***** Material to process *****
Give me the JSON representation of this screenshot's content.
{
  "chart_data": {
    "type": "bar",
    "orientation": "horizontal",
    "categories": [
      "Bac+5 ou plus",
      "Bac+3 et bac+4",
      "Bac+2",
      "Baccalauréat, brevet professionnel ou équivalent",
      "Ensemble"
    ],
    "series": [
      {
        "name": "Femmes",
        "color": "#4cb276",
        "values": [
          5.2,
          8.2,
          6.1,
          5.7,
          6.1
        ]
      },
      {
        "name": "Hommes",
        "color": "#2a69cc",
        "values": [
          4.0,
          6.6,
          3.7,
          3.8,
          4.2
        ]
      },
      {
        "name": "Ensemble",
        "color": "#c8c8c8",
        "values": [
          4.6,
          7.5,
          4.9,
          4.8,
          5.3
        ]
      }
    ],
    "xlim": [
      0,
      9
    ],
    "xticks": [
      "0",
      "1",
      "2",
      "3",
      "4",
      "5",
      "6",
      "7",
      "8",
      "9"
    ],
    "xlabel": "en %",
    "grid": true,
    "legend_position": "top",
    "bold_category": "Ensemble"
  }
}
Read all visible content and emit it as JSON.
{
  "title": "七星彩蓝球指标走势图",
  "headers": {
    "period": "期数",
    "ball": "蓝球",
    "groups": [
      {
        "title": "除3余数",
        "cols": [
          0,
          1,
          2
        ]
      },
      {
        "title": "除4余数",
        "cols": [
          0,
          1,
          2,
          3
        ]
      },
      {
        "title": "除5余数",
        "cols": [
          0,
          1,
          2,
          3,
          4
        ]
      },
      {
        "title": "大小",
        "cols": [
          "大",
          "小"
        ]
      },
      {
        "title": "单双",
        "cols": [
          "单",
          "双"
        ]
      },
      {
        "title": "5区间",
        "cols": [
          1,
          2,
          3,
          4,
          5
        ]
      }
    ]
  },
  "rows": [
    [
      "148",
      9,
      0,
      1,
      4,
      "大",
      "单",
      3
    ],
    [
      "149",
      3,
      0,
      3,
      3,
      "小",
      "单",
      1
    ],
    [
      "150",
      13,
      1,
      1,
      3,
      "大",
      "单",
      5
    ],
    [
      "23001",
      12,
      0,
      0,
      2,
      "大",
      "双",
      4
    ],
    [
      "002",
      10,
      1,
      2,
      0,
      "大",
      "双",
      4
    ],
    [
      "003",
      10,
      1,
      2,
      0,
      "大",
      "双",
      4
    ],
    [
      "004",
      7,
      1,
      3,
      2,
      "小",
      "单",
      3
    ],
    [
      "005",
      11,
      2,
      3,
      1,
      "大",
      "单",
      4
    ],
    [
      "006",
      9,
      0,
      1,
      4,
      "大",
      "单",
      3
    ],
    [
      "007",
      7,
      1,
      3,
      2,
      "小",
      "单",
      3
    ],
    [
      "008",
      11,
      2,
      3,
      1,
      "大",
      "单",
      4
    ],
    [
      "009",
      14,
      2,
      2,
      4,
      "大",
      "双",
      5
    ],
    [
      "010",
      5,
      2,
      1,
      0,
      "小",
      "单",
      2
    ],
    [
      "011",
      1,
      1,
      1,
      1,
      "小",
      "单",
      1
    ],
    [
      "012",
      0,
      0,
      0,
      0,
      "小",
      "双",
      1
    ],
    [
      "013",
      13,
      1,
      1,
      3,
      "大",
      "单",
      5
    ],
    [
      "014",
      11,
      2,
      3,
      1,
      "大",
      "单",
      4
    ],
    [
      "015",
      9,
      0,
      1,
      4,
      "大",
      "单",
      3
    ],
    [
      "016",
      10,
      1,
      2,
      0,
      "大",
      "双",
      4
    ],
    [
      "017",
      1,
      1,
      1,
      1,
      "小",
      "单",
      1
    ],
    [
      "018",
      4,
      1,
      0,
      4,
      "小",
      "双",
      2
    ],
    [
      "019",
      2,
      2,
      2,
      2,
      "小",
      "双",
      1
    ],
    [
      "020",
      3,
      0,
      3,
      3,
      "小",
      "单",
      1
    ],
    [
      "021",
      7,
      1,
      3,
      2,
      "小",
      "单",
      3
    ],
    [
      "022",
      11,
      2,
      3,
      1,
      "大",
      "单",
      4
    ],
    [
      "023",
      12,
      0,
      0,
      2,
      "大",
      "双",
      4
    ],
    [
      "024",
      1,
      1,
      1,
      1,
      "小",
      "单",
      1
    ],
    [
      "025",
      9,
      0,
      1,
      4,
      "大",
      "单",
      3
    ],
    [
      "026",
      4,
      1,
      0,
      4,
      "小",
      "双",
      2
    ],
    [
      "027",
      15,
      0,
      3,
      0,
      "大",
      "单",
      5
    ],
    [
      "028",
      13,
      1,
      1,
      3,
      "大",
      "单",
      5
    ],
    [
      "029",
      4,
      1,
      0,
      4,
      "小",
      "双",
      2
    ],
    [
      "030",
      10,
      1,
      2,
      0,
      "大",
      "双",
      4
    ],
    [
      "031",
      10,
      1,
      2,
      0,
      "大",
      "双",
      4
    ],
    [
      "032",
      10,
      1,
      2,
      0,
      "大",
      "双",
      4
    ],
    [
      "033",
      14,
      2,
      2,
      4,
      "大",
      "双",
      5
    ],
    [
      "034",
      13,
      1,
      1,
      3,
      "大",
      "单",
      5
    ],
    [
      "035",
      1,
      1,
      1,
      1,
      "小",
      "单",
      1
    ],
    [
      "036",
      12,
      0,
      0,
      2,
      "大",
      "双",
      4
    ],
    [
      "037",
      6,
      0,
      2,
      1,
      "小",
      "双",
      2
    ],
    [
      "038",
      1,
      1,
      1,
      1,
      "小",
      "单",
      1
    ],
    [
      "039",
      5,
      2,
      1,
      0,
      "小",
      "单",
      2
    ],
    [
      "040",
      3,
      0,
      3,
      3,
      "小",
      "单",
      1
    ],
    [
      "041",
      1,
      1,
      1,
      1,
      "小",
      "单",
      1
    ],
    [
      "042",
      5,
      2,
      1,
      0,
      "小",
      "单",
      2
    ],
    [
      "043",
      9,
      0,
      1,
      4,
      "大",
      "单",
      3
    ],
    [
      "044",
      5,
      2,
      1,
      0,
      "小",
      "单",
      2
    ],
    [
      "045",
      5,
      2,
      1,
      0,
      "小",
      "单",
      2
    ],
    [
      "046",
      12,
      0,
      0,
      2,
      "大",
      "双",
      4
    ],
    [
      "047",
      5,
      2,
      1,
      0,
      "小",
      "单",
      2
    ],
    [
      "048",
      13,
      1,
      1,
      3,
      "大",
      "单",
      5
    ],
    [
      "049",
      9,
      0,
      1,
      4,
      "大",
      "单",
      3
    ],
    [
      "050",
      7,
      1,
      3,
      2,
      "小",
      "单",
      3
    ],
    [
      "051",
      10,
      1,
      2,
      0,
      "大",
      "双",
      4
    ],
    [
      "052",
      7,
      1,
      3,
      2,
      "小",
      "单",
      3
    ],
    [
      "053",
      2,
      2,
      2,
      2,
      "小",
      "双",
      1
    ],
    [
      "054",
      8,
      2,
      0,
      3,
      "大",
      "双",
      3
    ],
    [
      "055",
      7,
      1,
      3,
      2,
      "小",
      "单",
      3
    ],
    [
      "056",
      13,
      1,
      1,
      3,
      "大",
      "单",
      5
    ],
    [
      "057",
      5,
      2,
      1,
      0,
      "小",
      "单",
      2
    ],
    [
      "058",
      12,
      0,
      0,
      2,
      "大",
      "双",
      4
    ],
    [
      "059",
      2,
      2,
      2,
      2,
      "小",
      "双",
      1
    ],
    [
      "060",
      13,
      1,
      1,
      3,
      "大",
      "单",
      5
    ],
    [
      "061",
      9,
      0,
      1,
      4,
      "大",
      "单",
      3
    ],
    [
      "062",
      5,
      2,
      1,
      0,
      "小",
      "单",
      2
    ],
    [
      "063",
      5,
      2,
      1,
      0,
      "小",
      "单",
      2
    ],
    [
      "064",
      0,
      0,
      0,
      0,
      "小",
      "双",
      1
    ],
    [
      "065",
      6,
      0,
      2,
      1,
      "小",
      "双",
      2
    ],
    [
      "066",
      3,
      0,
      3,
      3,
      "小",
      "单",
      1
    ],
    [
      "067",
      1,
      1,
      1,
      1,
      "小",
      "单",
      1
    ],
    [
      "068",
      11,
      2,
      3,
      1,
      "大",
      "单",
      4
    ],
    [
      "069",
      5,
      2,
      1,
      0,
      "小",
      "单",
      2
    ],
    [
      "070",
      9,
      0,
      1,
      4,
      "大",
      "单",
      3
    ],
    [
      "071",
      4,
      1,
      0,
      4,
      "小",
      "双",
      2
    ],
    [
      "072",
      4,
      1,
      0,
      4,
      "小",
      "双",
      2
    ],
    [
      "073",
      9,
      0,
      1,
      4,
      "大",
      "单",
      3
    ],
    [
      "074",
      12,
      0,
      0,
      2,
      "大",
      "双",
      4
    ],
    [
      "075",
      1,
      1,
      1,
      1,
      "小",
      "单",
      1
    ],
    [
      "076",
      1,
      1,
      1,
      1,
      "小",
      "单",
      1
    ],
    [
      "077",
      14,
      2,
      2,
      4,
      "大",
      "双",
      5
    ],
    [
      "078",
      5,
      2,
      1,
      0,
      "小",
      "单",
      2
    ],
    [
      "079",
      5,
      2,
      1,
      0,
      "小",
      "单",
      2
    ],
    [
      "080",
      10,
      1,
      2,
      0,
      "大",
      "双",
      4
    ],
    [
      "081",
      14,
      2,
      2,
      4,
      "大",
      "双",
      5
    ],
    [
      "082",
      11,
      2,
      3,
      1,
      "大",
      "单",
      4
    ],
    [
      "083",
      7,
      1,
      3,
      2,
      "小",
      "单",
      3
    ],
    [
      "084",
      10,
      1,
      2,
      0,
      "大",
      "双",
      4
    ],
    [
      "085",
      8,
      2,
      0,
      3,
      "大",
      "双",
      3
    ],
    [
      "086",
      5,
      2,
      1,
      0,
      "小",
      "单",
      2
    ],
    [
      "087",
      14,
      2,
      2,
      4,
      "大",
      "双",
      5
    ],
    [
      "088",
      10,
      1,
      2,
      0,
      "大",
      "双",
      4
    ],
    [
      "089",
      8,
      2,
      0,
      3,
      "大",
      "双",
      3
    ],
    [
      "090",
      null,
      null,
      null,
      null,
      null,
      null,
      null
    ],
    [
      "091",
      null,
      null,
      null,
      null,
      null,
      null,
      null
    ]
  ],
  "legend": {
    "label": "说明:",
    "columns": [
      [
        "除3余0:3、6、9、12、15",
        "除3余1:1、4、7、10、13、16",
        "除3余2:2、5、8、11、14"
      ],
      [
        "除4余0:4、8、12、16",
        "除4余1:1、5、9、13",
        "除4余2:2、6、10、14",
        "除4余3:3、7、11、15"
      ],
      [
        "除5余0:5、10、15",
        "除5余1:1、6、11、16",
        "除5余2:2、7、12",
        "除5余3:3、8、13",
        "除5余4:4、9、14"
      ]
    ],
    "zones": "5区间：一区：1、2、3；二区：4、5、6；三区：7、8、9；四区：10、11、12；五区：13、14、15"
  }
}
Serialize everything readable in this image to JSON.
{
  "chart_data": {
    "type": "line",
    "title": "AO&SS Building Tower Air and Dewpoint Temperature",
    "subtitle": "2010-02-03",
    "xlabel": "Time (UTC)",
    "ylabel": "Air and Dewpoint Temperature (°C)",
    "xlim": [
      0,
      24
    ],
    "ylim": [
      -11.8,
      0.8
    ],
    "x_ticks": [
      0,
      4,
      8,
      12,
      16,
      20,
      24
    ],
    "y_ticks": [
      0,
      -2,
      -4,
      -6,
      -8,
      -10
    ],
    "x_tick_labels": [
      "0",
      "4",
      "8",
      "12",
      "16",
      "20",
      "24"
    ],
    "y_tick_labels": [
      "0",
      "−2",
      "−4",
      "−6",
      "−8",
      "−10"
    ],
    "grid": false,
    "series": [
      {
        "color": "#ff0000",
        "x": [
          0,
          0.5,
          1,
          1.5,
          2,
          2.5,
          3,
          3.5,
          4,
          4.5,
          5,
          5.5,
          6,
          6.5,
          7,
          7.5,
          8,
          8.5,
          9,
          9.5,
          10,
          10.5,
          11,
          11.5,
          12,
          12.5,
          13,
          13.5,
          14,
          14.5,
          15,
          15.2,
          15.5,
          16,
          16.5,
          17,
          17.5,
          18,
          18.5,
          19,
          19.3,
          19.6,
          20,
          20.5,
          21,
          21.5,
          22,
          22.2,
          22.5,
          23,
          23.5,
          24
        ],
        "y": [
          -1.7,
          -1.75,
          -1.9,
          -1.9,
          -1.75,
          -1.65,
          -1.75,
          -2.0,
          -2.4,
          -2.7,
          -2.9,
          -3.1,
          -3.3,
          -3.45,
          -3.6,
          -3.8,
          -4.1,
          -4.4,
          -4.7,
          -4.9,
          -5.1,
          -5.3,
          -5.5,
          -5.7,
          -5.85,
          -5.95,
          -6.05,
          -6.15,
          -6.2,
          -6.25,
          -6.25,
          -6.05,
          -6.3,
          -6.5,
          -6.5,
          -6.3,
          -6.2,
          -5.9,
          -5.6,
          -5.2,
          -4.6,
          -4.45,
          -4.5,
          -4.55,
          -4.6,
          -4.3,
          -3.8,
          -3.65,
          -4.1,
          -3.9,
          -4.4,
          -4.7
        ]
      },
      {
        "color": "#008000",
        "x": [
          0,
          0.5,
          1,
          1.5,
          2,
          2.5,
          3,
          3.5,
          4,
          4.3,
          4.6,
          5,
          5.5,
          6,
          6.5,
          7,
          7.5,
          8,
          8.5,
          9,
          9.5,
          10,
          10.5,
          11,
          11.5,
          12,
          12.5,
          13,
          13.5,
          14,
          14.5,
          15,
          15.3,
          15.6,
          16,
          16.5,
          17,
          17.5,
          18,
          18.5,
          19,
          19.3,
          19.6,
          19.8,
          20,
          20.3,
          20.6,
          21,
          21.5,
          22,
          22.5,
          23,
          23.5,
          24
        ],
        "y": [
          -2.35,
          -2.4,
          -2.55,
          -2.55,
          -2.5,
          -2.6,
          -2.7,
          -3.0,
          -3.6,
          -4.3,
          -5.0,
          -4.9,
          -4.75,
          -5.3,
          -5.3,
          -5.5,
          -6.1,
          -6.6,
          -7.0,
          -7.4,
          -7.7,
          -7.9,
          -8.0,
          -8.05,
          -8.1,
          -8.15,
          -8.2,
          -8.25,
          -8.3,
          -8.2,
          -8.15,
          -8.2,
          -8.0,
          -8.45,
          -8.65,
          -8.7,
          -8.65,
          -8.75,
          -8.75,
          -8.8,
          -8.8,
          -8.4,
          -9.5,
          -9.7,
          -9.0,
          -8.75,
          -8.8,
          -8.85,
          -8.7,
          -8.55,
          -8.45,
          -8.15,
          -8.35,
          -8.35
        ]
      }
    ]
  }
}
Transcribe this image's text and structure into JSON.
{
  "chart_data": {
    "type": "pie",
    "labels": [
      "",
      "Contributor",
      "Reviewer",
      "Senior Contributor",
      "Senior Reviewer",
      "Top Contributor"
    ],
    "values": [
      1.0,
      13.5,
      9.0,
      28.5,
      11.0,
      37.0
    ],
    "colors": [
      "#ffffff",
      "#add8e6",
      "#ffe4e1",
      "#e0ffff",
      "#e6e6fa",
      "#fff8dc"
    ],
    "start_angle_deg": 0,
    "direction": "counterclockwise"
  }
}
*****
### Exercise details
Extract every line containing the string "Senior" from the material.

### Output for this task
      "Senior Contributor",
      "Senior Reviewer",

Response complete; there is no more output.